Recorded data
'''
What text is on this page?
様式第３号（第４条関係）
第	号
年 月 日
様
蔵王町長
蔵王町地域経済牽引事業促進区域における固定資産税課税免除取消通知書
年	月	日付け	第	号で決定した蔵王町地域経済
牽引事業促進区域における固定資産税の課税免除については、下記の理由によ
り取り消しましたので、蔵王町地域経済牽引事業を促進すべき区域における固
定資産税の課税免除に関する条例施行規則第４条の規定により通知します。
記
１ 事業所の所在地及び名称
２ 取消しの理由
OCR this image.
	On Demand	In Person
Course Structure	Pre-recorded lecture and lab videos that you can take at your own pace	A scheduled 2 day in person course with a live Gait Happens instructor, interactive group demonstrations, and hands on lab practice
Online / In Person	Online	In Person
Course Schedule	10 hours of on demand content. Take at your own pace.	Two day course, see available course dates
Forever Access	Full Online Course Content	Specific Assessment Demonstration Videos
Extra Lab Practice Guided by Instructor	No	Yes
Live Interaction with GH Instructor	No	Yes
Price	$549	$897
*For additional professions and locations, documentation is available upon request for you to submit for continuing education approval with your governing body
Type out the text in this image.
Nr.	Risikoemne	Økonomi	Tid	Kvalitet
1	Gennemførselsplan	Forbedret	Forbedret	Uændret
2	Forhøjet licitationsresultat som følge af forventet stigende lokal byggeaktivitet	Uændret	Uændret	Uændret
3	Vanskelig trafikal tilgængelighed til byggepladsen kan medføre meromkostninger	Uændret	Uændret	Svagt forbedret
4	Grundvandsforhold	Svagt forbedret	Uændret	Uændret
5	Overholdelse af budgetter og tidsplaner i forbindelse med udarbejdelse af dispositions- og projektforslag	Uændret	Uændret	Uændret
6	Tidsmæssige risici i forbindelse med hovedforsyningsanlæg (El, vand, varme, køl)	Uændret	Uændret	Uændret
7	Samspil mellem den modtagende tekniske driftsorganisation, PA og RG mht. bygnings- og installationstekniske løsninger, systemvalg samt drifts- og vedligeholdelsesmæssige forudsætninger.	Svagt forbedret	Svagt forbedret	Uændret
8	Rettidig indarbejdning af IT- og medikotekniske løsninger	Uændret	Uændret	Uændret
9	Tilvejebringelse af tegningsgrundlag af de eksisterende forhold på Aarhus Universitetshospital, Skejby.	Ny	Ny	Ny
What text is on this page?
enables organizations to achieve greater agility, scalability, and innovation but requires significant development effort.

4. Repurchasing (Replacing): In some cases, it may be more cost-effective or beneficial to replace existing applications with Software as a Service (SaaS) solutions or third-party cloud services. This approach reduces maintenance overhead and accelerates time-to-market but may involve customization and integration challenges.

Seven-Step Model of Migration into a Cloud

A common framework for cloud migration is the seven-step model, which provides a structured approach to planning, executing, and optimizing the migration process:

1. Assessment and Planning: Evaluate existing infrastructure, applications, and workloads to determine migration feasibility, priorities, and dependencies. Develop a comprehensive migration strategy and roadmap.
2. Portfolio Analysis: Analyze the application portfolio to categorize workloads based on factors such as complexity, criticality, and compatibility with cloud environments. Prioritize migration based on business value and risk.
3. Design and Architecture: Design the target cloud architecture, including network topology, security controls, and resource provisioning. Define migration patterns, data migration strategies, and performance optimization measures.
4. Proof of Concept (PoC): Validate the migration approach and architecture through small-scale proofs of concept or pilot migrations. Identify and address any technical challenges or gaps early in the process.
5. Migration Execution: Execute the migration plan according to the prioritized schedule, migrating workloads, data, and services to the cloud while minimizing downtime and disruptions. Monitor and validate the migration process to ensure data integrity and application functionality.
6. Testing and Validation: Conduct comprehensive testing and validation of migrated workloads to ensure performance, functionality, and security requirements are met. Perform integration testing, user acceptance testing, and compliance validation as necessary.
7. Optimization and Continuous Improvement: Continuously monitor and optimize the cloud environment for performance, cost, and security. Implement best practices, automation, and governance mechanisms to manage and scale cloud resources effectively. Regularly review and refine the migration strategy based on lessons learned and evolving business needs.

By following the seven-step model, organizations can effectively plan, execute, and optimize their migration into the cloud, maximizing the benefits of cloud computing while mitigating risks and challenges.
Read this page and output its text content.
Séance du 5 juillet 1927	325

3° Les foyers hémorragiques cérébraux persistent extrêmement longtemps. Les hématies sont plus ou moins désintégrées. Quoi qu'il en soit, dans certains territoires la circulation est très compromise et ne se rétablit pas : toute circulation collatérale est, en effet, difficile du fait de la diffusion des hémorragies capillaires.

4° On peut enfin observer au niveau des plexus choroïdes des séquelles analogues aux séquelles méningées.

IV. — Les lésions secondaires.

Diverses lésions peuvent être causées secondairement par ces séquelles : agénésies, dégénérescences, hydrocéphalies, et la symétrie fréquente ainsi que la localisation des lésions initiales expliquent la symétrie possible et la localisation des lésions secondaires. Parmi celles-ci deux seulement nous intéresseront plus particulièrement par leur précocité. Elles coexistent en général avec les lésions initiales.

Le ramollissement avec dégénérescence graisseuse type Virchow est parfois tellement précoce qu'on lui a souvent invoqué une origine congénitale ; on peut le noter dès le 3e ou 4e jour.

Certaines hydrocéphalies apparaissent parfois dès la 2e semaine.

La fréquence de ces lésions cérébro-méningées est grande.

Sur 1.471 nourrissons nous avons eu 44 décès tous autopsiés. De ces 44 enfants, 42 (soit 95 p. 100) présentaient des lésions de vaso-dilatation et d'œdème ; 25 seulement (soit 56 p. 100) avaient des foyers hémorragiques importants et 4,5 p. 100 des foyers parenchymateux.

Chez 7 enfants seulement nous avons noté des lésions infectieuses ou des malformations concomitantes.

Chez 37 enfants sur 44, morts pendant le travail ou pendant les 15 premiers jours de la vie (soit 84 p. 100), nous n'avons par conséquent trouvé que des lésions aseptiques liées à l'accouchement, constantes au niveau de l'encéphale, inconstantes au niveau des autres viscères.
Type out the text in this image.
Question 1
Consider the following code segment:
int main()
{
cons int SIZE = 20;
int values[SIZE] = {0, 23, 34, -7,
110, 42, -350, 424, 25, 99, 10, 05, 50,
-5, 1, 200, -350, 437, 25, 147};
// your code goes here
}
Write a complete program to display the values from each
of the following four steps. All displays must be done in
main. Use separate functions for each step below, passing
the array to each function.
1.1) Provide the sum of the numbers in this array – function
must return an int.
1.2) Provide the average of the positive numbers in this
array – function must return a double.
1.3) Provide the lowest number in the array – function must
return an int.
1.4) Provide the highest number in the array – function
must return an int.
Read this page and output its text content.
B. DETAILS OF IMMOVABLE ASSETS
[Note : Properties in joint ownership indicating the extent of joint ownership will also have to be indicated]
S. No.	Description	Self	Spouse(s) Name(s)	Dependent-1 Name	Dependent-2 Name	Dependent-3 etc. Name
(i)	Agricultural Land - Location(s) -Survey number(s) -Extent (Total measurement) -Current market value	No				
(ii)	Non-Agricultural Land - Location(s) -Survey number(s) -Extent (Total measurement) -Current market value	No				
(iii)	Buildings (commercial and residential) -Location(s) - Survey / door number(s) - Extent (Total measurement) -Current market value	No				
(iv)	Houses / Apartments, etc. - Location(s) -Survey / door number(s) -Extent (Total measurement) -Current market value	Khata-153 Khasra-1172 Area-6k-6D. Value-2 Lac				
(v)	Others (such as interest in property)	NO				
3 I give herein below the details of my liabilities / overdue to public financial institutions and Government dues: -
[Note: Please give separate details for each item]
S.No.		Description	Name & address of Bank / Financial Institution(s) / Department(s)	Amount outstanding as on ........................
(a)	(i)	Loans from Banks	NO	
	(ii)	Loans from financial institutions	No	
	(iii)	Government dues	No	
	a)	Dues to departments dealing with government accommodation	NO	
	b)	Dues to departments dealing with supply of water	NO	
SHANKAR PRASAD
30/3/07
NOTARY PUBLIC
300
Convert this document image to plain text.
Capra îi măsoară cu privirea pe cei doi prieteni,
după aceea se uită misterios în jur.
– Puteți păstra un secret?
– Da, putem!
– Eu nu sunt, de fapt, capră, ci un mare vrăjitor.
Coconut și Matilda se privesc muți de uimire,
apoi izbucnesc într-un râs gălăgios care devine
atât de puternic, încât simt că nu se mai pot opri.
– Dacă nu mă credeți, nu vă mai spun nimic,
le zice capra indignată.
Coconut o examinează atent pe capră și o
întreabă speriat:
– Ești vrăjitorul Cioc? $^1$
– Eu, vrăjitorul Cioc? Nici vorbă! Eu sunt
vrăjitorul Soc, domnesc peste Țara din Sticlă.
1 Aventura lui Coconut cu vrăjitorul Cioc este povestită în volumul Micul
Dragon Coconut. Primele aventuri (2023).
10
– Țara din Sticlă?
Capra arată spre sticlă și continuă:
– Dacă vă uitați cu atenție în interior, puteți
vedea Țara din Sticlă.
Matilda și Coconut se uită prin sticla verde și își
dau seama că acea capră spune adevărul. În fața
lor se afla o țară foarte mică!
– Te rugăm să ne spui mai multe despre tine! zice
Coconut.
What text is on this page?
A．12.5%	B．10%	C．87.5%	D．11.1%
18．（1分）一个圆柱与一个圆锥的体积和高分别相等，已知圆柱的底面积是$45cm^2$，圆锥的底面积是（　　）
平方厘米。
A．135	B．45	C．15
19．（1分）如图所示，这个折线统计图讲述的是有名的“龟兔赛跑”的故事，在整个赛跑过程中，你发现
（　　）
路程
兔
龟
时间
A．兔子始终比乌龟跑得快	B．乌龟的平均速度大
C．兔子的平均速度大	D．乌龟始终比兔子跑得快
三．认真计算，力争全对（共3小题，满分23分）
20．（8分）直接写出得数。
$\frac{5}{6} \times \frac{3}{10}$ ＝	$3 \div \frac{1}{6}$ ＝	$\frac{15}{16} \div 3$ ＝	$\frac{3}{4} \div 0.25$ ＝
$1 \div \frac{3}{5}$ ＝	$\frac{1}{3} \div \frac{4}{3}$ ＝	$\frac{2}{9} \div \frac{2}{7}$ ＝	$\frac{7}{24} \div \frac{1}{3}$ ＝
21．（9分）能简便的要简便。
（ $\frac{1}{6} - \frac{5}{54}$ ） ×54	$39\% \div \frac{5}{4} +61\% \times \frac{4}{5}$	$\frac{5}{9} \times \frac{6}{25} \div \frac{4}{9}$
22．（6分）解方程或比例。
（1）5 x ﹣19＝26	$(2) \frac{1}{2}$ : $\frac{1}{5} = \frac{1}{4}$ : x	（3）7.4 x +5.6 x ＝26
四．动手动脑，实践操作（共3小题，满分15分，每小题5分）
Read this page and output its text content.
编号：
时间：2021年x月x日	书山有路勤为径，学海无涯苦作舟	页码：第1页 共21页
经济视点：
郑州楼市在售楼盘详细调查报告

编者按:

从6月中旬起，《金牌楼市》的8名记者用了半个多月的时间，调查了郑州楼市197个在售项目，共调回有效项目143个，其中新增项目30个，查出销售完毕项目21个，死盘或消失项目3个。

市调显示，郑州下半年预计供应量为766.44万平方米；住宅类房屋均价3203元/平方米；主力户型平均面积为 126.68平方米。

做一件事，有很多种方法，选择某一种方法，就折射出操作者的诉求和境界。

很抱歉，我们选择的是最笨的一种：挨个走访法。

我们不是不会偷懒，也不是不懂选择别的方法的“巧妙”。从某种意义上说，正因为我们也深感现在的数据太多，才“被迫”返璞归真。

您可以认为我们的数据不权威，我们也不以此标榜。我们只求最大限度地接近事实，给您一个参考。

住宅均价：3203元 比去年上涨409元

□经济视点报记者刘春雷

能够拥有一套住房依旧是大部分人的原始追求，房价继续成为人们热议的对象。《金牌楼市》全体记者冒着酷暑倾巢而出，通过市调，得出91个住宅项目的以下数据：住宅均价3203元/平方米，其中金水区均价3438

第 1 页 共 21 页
'''
Check each line of the records for the word "løsninger" and extract those that contain it.

7	Samspil mellem den modtagende tekniske driftsorganisation, PA og RG mht. bygnings- og installationstekniske løsninger, systemvalg samt drifts- og vedligeholdelsesmæssige forudsætninger.	Svagt forbedret	Svagt forbedret	Uændret
8	Rettidig indarbejdning af IT- og medikotekniske løsninger	Uændret	Uændret	Uændret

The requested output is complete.